------ Data rows

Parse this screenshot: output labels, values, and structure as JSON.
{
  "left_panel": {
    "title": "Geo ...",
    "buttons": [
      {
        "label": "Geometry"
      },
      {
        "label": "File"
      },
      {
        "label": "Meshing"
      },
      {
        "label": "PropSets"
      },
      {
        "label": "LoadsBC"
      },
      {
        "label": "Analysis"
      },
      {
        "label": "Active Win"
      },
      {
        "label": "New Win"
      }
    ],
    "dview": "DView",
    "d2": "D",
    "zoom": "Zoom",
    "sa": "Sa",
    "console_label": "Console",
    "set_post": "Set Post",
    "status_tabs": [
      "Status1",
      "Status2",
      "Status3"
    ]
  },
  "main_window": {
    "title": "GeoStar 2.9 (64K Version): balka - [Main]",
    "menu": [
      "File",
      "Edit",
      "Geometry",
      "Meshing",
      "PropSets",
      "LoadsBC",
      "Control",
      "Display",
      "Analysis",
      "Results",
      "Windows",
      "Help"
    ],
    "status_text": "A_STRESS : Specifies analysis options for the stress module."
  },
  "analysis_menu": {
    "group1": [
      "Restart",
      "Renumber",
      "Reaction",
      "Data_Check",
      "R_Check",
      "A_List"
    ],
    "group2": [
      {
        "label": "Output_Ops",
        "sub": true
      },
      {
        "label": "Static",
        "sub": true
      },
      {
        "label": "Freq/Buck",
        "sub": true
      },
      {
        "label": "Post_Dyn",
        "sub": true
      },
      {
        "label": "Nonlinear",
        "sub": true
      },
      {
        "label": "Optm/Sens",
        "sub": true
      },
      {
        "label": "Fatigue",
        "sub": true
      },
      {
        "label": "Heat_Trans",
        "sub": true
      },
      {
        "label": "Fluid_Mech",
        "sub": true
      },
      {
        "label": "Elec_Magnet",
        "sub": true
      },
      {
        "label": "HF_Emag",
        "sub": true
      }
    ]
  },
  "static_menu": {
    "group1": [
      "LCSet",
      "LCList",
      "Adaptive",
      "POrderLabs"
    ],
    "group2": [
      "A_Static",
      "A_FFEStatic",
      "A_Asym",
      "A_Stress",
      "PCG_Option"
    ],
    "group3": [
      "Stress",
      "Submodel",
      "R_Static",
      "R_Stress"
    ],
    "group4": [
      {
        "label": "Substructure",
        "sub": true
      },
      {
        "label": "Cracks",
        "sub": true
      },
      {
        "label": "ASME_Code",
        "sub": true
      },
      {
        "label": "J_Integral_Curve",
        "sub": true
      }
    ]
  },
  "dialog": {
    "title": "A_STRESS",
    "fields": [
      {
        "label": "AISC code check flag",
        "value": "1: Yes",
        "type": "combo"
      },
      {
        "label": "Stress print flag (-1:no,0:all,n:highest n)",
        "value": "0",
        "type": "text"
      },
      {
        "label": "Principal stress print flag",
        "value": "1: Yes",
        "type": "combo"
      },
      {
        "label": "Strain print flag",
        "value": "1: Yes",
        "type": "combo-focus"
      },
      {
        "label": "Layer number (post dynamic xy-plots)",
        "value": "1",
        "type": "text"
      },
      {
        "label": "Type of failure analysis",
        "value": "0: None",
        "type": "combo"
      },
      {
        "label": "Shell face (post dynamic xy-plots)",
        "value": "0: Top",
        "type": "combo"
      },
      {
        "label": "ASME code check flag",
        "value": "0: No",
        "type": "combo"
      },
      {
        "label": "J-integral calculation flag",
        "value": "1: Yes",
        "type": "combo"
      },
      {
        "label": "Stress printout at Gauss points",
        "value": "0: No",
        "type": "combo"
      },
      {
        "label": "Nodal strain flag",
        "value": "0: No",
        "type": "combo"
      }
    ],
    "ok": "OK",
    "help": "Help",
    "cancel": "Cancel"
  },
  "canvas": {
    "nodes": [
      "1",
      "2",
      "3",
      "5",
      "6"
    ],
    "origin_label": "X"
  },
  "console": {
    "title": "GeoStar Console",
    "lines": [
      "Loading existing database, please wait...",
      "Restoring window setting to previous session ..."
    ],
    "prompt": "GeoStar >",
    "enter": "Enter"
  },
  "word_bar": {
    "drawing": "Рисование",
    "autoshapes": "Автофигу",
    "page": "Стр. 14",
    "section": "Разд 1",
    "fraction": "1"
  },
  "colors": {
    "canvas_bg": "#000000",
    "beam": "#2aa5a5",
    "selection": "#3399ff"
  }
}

------------

● Exercise
Reproduce the records word for word.

● Exercise result
Parse this screenshot: output labels, values, and structure as JSON.
{
  "left_panel": {
    "title": "Geo ...",
    "buttons": [
      {
        "label": "Geometry"
      },
      {
        "label": "File"
      },
      {
        "label": "Meshing"
      },
      {
        "label": "PropSets"
      },
      {
        "label": "LoadsBC"
      },
      {
        "label": "Analysis"
      },
      {
        "label": "Active Win"
      },
      {
        "label": "New Win"
      }
    ],
    "dview": "DView",
    "d2": "D",
    "zoom": "Zoom",
    "sa": "Sa",
    "console_label": "Console",
    "set_post": "Set Post",
    "status_tabs": [
      "Status1",
      "Status2",
      "Status3"
    ]
  },
  "main_window": {
    "title": "GeoStar 2.9 (64K Version): balka - [Main]",
    "menu": [
      "File",
      "Edit",
      "Geometry",
      "Meshing",
      "PropSets",
      "LoadsBC",
      "Control",
      "Display",
      "Analysis",
      "Results",
      "Windows",
      "Help"
    ],
    "status_text": "A_STRESS : Specifies analysis options for the stress module."
  },
  "analysis_menu": {
    "group1": [
      "Restart",
      "Renumber",
      "Reaction",
      "Data_Check",
      "R_Check",
      "A_List"
    ],
    "group2": [
      {
        "label": "Output_Ops",
        "sub": true
      },
      {
        "label": "Static",
        "sub": true
      },
      {
        "label": "Freq/Buck",
        "sub": true
      },
      {
        "label": "Post_Dyn",
        "sub": true
      },
      {
        "label": "Nonlinear",
        "sub": true
      },
      {
        "label": "Optm/Sens",
        "sub": true
      },
      {
        "label": "Fatigue",
        "sub": true
      },
      {
        "label": "Heat_Trans",
        "sub": true
      },
      {
        "label": "Fluid_Mech",
        "sub": true
      },
      {
        "label": "Elec_Magnet",
        "sub": true
      },
      {
        "label": "HF_Emag",
        "sub": true
      }
    ]
  },
  "static_menu": {
    "group1": [
      "LCSet",
      "LCList",
      "Adaptive",
      "POrderLabs"
    ],
    "group2": [
      "A_Static",
      "A_FFEStatic",
      "A_Asym",
      "A_Stress",
      "PCG_Option"
    ],
    "group3": [
      "Stress",
      "Submodel",
      "R_Static",
      "R_Stress"
    ],
    "group4": [
      {
        "label": "Substructure",
        "sub": true
      },
      {
        "label": "Cracks",
        "sub": true
      },
      {
        "label": "ASME_Code",
        "sub": true
      },
      {
        "label": "J_Integral_Curve",
        "sub": true
      }
    ]
  },
  "dialog": {
    "title": "A_STRESS",
    "fields": [
      {
        "label": "AISC code check flag",
        "value": "1: Yes",
        "type": "combo"
      },
      {
        "label": "Stress print flag (-1:no,0:all,n:highest n)",
        "value": "0",
        "type": "text"
      },
      {
        "label": "Principal stress print flag",
        "value": "1: Yes",
        "type": "combo"
      },
      {
        "label": "Strain print flag",
        "value": "1: Yes",
        "type": "combo-focus"
      },
      {
        "label": "Layer number (post dynamic xy-plots)",
        "value": "1",
        "type": "text"
      },
      {
        "label": "Type of failure analysis",
        "value": "0: None",
        "type": "combo"
      },
      {
        "label": "Shell face (post dynamic xy-plots)",
        "value": "0: Top",
        "type": "combo"
      },
      {
        "label": "ASME code check flag",
        "value": "0: No",
        "type": "combo"
      },
      {
        "label": "J-integral calculation flag",
        "value": "1: Yes",
        "type": "combo"
      },
      {
        "label": "Stress printout at Gauss points",
        "value": "0: No",
        "type": "combo"
      },
      {
        "label": "Nodal strain flag",
        "value": "0: No",
        "type": "combo"
      }
    ],
    "ok": "OK",
    "help": "Help",
    "cancel": "Cancel"
  },
  "canvas": {
    "nodes": [
      "1",
      "2",
      "3",
      "5",
      "6"
    ],
    "origin_label": "X"
  },
  "console": {
    "title": "GeoStar Console",
    "lines": [
      "Loading existing database, please wait...",
      "Restoring window setting to previous session ..."
    ],
    "prompt": "GeoStar >",
    "enter": "Enter"
  },
  "word_bar": {
    "drawing": "Рисование",
    "autoshapes": "Автофигу",
    "page": "Стр. 14",
    "section": "Разд 1",
    "fraction": "1"
  },
  "colors": {
    "canvas_bg": "#000000",
    "beam": "#2aa5a5",
    "selection": "#3399ff"
  }
}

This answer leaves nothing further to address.